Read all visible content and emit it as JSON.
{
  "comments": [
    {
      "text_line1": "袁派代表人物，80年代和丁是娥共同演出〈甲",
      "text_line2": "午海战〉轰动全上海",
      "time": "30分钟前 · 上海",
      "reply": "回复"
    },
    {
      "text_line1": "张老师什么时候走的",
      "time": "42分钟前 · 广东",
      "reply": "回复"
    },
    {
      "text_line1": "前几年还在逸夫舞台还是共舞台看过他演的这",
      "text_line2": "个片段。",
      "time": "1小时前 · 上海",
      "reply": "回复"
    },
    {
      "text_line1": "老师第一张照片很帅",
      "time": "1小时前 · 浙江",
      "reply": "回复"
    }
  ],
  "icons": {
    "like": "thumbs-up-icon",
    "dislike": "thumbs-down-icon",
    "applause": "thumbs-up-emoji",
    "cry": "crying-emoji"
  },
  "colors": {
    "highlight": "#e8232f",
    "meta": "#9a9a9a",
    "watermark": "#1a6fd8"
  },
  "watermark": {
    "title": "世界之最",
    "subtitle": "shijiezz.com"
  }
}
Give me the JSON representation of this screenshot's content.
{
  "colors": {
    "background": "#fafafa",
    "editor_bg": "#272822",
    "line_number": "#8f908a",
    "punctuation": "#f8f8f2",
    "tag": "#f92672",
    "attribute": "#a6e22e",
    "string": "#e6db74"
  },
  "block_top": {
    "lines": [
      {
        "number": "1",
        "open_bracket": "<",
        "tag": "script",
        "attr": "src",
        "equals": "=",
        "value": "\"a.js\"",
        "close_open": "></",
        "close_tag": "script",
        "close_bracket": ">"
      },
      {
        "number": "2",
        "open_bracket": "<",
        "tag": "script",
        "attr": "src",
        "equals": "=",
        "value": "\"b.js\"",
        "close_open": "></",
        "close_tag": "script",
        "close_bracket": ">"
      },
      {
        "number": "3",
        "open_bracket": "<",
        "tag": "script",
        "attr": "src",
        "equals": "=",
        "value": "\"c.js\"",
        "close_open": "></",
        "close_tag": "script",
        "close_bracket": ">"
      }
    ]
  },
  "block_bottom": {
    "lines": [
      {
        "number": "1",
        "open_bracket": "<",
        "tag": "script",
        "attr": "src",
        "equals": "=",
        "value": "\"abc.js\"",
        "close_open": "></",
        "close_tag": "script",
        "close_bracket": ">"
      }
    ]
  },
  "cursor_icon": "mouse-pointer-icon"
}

- What is needed -
Scan the listing above and identify each line holding the string "thumbs"; copy every such line.

- Expected answer -
    "like": "thumbs-up-icon",
    "dislike": "thumbs-down-icon",
    "applause": "thumbs-up-emoji",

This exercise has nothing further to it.